### REQUEST
Give a verbatim copy of the lines below, minus the pictures.

(Data excerpts)
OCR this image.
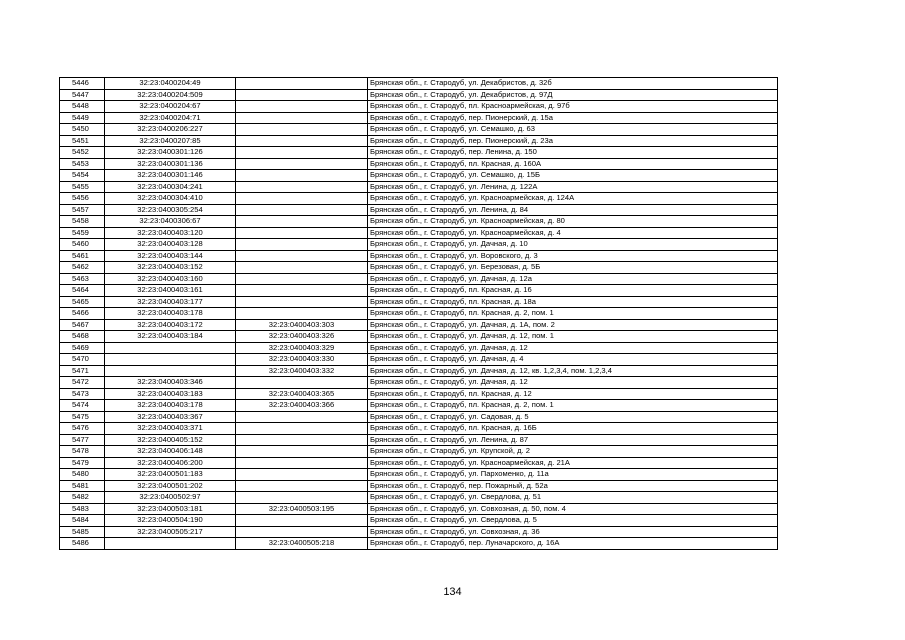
5446	32:23:0400204:49		Брянская обл., г. Стародуб, ул. Декабристов, д. 32б
5447	32:23:0400204:509		Брянская обл., г. Стародуб, ул. Декабристов, д. 97Д
5448	32:23:0400204:67		Брянская обл., г. Стародуб, пл. Красноармейская, д. 97б
5449	32:23:0400204:71		Брянская обл., г. Стародуб, пер. Пионерский, д. 15а
5450	32:23:0400206:227		Брянская обл., г. Стародуб, ул. Семашко, д. 63
5451	32:23:0400207:85		Брянская обл., г. Стародуб, пер. Пионерский, д. 23а
5452	32:23:0400301:126		Брянская обл., г. Стародуб, пер. Ленина, д. 150
5453	32:23:0400301:136		Брянская обл., г. Стародуб, пл. Красная, д. 160А
5454	32:23:0400301:146		Брянская обл., г. Стародуб, ул. Семашко, д. 15Б
5455	32:23:0400304:241		Брянская обл., г. Стародуб, ул. Ленина, д. 122А
5456	32:23:0400304:410		Брянская обл., г. Стародуб, ул. Красноармейская, д. 124А
5457	32:23:0400305:254		Брянская обл., г. Стародуб, ул. Ленина, д. 84
5458	32:23:0400306:67		Брянская обл., г. Стародуб, ул. Красноармейская, д. 80
5459	32:23:0400403:120		Брянская обл., г. Стародуб, ул. Красноармейская, д. 4
5460	32:23:0400403:128		Брянская обл., г. Стародуб, ул. Дачная, д. 10
5461	32:23:0400403:144		Брянская обл., г. Стародуб, ул. Воровского, д. 3
5462	32:23:0400403:152		Брянская обл., г. Стародуб, ул. Березовая, д. 5Б
5463	32:23:0400403:160		Брянская обл., г. Стародуб, ул. Дачная, д. 12а
5464	32:23:0400403:161		Брянская обл., г. Стародуб, пл. Красная, д. 16
5465	32:23:0400403:177		Брянская обл., г. Стародуб, пл. Красная, д. 18а
5466	32:23:0400403:178		Брянская обл., г. Стародуб, пл. Красная, д. 2, пом. 1
5467	32:23:0400403:172	32:23:0400403:303	Брянская обл., г. Стародуб, ул. Дачная, д. 1А, пом. 2
5468	32:23:0400403:184	32:23:0400403:326	Брянская обл., г. Стародуб, ул. Дачная, д. 12, пом. 1
5469		32:23:0400403:329	Брянская обл., г. Стародуб, ул. Дачная, д. 12
5470		32:23:0400403:330	Брянская обл., г. Стародуб, ул. Дачная, д. 4
5471		32:23:0400403:332	Брянская обл., г. Стародуб, ул. Дачная, д. 12, кв. 1,2,3,4, пом. 1,2,3,4
5472	32:23:0400403:346		Брянская обл., г. Стародуб, ул. Дачная, д. 12
5473	32:23:0400403:183	32:23:0400403:365	Брянская обл., г. Стародуб, пл. Красная, д. 12
5474	32:23:0400403:178	32:23:0400403:366	Брянская обл., г. Стародуб, пл. Красная, д. 2, пом. 1
5475	32:23:0400403:367		Брянская обл., г. Стародуб, ул. Садовая, д. 5
5476	32:23:0400403:371		Брянская обл., г. Стародуб, пл. Красная, д. 16Б
5477	32:23:0400405:152		Брянская обл., г. Стародуб, ул. Ленина, д. 87
5478	32:23:0400406:148		Брянская обл., г. Стародуб, ул. Крупской, д. 2
5479	32:23:0400406:200		Брянская обл., г. Стародуб, ул. Красноармейская, д. 21А
5480	32:23:0400501:183		Брянская обл., г. Стародуб, ул. Пархоменко, д. 11а
5481	32:23:0400501:202		Брянская обл., г. Стародуб, пер. Пожарный, д. 52а
5482	32:23:0400502:97		Брянская обл., г. Стародуб, ул. Свердлова, д. 51
5483	32:23:0400503:181	32:23:0400503:195	Брянская обл., г. Стародуб, ул. Совхозная, д. 50, пом. 4
5484	32:23:0400504:190		Брянская обл., г. Стародуб, ул. Свердлова, д. 5
5485	32:23:0400505:217		Брянская обл., г. Стародуб, ул. Совхозная, д. 36
5486		32:23:0400505:218	Брянская обл., г. Стародуб, пер. Луначарского, д. 16А
134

### EXPECTED ANSWER
OCR this image.
5446	32:23:0400204:49		Брянская обл., г. Стародуб, ул. Декабристов, д. 32б
5447	32:23:0400204:509		Брянская обл., г. Стародуб, ул. Декабристов, д. 97Д
5448	32:23:0400204:67		Брянская обл., г. Стародуб, пл. Красноармейская, д. 97б
5449	32:23:0400204:71		Брянская обл., г. Стародуб, пер. Пионерский, д. 15а
5450	32:23:0400206:227		Брянская обл., г. Стародуб, ул. Семашко, д. 63
5451	32:23:0400207:85		Брянская обл., г. Стародуб, пер. Пионерский, д. 23а
5452	32:23:0400301:126		Брянская обл., г. Стародуб, пер. Ленина, д. 150
5453	32:23:0400301:136		Брянская обл., г. Стародуб, пл. Красная, д. 160А
5454	32:23:0400301:146		Брянская обл., г. Стародуб, ул. Семашко, д. 15Б
5455	32:23:0400304:241		Брянская обл., г. Стародуб, ул. Ленина, д. 122А
5456	32:23:0400304:410		Брянская обл., г. Стародуб, ул. Красноармейская, д. 124А
5457	32:23:0400305:254		Брянская обл., г. Стародуб, ул. Ленина, д. 84
5458	32:23:0400306:67		Брянская обл., г. Стародуб, ул. Красноармейская, д. 80
5459	32:23:0400403:120		Брянская обл., г. Стародуб, ул. Красноармейская, д. 4
5460	32:23:0400403:128		Брянская обл., г. Стародуб, ул. Дачная, д. 10
5461	32:23:0400403:144		Брянская обл., г. Стародуб, ул. Воровского, д. 3
5462	32:23:0400403:152		Брянская обл., г. Стародуб, ул. Березовая, д. 5Б
5463	32:23:0400403:160		Брянская обл., г. Стародуб, ул. Дачная, д. 12а
5464	32:23:0400403:161		Брянская обл., г. Стародуб, пл. Красная, д. 16
5465	32:23:0400403:177		Брянская обл., г. Стародуб, пл. Красная, д. 18а
5466	32:23:0400403:178		Брянская обл., г. Стародуб, пл. Красная, д. 2, пом. 1
5467	32:23:0400403:172	32:23:0400403:303	Брянская обл., г. Стародуб, ул. Дачная, д. 1А, пом. 2
5468	32:23:0400403:184	32:23:0400403:326	Брянская обл., г. Стародуб, ул. Дачная, д. 12, пом. 1
5469		32:23:0400403:329	Брянская обл., г. Стародуб, ул. Дачная, д. 12
5470		32:23:0400403:330	Брянская обл., г. Стародуб, ул. Дачная, д. 4
5471		32:23:0400403:332	Брянская обл., г. Стародуб, ул. Дачная, д. 12, кв. 1,2,3,4, пом. 1,2,3,4
5472	32:23:0400403:346		Брянская обл., г. Стародуб, ул. Дачная, д. 12
5473	32:23:0400403:183	32:23:0400403:365	Брянская обл., г. Стародуб, пл. Красная, д. 12
5474	32:23:0400403:178	32:23:0400403:366	Брянская обл., г. Стародуб, пл. Красная, д. 2, пом. 1
5475	32:23:0400403:367		Брянская обл., г. Стародуб, ул. Садовая, д. 5
5476	32:23:0400403:371		Брянская обл., г. Стародуб, пл. Красная, д. 16Б
5477	32:23:0400405:152		Брянская обл., г. Стародуб, ул. Ленина, д. 87
5478	32:23:0400406:148		Брянская обл., г. Стародуб, ул. Крупской, д. 2
5479	32:23:0400406:200		Брянская обл., г. Стародуб, ул. Красноармейская, д. 21А
5480	32:23:0400501:183		Брянская обл., г. Стародуб, ул. Пархоменко, д. 11а
5481	32:23:0400501:202		Брянская обл., г. Стародуб, пер. Пожарный, д. 52а
5482	32:23:0400502:97		Брянская обл., г. Стародуб, ул. Свердлова, д. 51
5483	32:23:0400503:181	32:23:0400503:195	Брянская обл., г. Стародуб, ул. Совхозная, д. 50, пом. 4
5484	32:23:0400504:190		Брянская обл., г. Стародуб, ул. Свердлова, д. 5
5485	32:23:0400505:217		Брянская обл., г. Стародуб, ул. Совхозная, д. 36
5486		32:23:0400505:218	Брянская обл., г. Стародуб, пер. Луначарского, д. 16А
134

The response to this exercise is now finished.